--- Start ---
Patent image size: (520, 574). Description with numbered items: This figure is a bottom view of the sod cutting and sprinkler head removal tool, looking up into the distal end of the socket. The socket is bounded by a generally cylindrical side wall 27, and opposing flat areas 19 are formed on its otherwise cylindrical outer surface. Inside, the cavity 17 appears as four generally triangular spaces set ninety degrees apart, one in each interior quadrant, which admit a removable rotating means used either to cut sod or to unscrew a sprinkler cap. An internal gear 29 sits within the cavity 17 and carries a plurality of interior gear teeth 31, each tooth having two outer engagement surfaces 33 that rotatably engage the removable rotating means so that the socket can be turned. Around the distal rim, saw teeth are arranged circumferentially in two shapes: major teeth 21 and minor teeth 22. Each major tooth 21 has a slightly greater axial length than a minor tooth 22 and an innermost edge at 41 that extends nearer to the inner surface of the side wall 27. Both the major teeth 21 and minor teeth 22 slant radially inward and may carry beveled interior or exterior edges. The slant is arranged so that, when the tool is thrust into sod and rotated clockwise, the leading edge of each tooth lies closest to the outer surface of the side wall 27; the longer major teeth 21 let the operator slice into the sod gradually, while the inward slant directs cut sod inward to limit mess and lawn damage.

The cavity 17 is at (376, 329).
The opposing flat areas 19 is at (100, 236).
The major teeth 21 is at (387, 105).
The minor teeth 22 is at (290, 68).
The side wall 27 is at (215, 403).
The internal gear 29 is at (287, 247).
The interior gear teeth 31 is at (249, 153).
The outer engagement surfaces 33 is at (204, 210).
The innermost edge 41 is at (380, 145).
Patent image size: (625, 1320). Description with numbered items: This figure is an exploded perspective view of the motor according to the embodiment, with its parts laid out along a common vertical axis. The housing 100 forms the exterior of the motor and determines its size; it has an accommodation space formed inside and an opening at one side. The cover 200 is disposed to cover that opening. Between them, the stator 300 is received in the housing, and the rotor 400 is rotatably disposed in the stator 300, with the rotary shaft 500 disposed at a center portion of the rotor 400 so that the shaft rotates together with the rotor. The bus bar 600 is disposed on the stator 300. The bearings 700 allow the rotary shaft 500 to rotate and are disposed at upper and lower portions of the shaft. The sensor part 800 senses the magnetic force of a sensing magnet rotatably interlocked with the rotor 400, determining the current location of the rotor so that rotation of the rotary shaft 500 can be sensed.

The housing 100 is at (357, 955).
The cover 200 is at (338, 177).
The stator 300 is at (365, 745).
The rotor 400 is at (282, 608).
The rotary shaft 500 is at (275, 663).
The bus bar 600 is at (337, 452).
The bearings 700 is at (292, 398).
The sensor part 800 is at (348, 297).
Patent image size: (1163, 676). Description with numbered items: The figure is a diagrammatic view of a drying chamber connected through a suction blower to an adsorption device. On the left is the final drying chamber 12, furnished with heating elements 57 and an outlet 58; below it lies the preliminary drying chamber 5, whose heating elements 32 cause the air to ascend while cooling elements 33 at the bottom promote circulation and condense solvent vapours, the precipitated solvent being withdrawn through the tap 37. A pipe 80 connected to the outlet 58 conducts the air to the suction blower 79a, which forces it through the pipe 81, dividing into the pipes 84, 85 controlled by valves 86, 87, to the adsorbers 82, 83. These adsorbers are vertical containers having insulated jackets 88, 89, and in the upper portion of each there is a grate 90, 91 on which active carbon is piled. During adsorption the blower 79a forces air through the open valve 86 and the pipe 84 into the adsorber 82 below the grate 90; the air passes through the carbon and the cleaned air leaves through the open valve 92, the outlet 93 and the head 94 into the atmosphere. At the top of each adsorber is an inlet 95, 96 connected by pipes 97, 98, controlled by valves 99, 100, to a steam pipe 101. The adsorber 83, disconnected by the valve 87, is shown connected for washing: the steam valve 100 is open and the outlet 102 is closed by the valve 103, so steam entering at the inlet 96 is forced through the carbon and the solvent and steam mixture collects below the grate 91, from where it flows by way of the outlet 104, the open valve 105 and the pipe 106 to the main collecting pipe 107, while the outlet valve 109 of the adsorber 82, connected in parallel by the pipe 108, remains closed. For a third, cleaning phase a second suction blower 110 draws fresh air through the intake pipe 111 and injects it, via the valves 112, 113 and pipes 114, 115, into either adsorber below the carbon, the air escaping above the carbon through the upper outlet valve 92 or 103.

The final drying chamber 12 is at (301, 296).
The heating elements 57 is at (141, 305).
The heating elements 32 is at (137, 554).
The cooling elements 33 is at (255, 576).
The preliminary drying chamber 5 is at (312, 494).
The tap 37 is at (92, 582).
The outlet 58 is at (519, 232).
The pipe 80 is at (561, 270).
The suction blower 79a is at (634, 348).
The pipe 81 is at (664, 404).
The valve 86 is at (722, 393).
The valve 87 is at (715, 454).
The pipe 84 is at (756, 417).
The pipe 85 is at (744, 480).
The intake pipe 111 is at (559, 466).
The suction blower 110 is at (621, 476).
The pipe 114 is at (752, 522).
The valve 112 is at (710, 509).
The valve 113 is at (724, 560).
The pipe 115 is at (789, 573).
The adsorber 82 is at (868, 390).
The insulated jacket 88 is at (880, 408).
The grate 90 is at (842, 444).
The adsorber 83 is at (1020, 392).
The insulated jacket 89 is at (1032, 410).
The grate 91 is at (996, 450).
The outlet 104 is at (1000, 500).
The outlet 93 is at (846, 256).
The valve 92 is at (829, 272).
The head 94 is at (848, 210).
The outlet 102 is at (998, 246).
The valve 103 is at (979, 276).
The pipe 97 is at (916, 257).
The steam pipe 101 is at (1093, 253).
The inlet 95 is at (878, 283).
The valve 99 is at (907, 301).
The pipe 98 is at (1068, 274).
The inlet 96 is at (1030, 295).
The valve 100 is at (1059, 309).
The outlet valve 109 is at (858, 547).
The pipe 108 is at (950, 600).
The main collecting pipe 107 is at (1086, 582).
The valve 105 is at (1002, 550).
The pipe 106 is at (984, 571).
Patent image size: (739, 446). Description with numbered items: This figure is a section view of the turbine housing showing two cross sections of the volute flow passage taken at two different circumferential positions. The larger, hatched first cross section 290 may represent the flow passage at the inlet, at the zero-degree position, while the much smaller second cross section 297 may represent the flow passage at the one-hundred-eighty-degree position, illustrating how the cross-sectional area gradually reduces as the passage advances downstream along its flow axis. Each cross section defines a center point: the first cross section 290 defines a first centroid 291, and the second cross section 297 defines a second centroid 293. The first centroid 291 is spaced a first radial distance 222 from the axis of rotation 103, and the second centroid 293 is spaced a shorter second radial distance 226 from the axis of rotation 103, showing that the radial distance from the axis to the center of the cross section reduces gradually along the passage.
--- End ---
Task brief:
Pick out every line of the material above that contains the string "stator".

Result for this task:
Patent image size: (625, 1320). Description with numbered items: This figure is an exploded perspective view of the motor according to the embodiment, with its parts laid out along a common vertical axis. The housing 100 forms the exterior of the motor and determines its size; it has an accommodation space formed inside and an opening at one side. The cover 200 is disposed to cover that opening. Between them, the stator 300 is received in the housing, and the rotor 400 is rotatably disposed in the stator 300, with the rotary shaft 500 disposed at a center portion of the rotor 400 so that the shaft rotates together with the rotor. The bus bar 600 is disposed on the stator 300. The bearings 700 allow the rotary shaft 500 to rotate and are disposed at upper and lower portions of the shaft. The sensor part 800 senses the magnetic force of a sensing magnet rotatably interlocked with the rotor 400, determining the current location of the rotor so that rotation of the rotary shaft 500 can be sensed.
The stator 300 is at (365, 745).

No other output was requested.